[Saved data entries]
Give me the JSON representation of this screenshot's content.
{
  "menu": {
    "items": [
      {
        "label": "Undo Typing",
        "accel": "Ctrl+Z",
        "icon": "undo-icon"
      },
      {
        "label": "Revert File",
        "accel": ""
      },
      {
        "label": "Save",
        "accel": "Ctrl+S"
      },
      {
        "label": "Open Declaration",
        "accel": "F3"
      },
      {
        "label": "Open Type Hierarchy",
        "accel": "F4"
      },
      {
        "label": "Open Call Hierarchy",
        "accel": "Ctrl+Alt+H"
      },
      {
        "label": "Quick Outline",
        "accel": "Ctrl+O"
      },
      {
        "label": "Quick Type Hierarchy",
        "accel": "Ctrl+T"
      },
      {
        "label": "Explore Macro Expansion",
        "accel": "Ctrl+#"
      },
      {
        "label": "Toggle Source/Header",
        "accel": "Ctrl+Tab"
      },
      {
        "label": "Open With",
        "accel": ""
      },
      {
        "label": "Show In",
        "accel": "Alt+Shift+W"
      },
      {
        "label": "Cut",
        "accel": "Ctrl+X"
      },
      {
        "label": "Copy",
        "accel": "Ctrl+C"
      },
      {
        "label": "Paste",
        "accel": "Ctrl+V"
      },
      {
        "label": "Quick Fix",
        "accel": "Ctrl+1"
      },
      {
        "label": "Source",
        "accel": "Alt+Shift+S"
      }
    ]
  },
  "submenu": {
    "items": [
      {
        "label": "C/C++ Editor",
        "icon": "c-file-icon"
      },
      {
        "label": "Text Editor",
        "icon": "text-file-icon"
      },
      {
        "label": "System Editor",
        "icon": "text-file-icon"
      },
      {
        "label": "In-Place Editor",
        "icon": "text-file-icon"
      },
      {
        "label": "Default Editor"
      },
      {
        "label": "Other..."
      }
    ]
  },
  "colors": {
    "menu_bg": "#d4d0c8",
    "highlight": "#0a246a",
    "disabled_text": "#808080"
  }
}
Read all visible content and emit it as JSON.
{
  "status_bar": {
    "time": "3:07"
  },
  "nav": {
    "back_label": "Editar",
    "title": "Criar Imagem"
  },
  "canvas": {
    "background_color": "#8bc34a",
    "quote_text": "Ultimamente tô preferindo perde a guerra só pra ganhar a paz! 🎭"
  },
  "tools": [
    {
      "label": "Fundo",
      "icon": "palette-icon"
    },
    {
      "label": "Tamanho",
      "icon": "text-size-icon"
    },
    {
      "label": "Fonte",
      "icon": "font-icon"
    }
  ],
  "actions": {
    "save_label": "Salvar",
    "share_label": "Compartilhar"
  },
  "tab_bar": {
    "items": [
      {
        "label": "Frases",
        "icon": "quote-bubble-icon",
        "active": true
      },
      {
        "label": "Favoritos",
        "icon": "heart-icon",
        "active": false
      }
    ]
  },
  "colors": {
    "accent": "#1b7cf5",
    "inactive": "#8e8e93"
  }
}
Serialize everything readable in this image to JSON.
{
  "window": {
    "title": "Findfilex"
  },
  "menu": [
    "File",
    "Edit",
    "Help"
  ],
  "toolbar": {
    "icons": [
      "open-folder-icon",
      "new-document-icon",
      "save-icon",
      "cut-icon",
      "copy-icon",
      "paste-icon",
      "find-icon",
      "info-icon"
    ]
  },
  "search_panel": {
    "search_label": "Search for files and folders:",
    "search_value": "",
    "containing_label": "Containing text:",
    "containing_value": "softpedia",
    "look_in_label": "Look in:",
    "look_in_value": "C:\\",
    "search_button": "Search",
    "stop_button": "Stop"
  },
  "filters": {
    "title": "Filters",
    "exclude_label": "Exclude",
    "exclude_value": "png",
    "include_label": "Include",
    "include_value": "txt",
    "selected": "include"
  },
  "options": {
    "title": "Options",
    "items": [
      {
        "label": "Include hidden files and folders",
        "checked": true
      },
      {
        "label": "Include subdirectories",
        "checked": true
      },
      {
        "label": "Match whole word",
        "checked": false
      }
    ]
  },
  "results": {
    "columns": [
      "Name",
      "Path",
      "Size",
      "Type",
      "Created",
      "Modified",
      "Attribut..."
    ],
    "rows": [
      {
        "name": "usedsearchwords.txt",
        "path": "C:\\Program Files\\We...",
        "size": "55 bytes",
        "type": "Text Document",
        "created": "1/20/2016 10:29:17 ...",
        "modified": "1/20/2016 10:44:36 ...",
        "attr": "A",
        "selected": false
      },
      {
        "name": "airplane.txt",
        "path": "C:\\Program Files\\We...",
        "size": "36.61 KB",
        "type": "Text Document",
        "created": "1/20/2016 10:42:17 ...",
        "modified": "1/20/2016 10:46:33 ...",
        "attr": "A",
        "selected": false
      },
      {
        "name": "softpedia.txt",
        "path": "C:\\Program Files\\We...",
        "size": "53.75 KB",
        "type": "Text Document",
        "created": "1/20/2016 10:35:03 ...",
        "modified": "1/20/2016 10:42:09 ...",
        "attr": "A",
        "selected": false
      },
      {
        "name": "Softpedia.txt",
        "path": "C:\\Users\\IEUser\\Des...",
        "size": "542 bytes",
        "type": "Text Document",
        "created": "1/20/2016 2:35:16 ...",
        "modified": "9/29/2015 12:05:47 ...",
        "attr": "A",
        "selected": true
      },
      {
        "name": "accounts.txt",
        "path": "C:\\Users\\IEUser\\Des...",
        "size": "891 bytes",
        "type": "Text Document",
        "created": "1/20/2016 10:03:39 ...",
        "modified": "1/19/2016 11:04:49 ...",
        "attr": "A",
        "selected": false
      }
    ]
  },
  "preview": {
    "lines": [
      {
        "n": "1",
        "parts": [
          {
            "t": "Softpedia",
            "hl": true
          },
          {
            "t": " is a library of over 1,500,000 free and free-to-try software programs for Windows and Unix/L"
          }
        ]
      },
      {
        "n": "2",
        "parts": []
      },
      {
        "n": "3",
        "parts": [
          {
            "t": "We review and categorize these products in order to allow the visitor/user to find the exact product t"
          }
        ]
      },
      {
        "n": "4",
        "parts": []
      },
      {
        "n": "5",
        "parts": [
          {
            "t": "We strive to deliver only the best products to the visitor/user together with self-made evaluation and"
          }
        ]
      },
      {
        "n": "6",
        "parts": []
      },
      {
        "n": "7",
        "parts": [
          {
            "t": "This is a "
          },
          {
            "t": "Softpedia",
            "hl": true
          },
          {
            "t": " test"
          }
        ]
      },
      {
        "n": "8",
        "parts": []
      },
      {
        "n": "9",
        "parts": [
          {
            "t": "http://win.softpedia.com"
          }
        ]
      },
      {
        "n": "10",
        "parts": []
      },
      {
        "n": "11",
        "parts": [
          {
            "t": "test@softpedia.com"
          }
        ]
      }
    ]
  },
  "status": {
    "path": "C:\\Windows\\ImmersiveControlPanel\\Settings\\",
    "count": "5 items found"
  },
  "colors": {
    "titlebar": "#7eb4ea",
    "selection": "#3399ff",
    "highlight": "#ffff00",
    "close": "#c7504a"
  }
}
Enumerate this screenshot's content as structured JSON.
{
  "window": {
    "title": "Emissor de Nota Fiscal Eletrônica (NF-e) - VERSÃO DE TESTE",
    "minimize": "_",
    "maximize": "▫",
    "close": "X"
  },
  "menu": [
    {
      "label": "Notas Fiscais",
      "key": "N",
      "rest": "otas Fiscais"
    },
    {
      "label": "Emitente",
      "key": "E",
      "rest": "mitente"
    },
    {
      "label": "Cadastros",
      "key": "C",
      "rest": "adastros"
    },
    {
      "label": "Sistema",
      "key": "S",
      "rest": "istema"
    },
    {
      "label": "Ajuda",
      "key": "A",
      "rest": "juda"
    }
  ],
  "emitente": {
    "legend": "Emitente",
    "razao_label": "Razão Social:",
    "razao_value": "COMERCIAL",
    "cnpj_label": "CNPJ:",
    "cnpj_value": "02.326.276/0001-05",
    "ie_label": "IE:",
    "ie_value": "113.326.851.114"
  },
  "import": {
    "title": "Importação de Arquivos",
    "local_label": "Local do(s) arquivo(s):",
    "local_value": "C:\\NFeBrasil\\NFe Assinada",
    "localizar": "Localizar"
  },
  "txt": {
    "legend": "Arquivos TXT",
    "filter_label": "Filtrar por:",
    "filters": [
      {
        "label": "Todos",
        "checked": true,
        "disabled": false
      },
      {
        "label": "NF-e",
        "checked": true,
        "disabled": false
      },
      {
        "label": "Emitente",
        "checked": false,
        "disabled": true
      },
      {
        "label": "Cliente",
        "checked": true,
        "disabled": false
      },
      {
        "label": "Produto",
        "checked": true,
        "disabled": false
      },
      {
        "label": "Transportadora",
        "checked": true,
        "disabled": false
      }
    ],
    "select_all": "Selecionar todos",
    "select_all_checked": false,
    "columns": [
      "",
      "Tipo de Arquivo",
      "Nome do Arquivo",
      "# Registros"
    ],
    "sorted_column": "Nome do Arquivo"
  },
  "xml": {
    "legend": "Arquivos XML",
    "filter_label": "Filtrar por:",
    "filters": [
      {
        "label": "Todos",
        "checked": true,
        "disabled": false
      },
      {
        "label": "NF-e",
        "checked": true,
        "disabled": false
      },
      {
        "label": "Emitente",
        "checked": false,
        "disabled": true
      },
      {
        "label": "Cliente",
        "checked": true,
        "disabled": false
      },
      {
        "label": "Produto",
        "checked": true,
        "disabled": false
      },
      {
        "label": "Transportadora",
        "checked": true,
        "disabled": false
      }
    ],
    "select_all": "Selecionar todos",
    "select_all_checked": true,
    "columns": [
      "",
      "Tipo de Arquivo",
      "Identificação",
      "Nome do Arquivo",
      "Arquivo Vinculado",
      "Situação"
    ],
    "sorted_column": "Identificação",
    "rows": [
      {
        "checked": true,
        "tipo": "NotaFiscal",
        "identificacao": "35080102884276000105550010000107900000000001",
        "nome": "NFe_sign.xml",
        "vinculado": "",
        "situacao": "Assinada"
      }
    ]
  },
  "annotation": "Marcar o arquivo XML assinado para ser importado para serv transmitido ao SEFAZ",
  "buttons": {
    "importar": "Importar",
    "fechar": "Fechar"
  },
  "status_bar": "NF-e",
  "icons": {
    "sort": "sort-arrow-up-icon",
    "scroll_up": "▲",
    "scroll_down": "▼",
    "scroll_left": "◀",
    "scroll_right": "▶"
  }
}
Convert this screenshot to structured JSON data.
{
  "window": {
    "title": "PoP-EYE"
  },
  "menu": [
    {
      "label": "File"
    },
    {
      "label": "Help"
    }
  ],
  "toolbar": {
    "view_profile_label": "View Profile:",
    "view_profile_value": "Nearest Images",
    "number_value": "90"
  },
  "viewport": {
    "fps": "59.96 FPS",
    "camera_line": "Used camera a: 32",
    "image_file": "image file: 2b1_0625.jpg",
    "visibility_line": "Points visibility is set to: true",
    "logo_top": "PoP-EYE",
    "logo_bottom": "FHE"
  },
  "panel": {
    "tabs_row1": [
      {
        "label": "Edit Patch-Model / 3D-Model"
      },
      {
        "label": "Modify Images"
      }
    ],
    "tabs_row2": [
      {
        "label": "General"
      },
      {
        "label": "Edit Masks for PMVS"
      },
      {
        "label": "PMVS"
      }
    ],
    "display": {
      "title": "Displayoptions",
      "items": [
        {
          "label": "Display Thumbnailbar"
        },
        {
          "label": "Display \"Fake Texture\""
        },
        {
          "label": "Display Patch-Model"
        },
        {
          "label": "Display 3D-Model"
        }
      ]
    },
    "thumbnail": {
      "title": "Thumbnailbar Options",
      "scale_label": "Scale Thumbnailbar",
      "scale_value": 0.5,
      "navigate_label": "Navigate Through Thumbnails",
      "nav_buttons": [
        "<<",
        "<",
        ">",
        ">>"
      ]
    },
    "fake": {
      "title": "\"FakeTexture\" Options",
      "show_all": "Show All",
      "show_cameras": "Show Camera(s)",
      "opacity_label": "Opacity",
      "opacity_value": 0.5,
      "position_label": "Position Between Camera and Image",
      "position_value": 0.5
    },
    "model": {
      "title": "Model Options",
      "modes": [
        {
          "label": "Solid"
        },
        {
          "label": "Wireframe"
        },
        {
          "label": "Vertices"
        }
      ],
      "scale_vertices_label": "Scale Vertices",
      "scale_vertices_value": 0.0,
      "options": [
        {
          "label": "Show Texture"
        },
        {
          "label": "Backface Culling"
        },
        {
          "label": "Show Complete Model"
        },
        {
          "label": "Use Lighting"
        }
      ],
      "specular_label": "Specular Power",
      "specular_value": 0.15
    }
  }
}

PROBLEM STATEMENT.
Report each line in the data that holds the word "PMVS".

TASK OUTPUT.
        "label": "Edit Masks for PMVS"
        "label": "PMVS"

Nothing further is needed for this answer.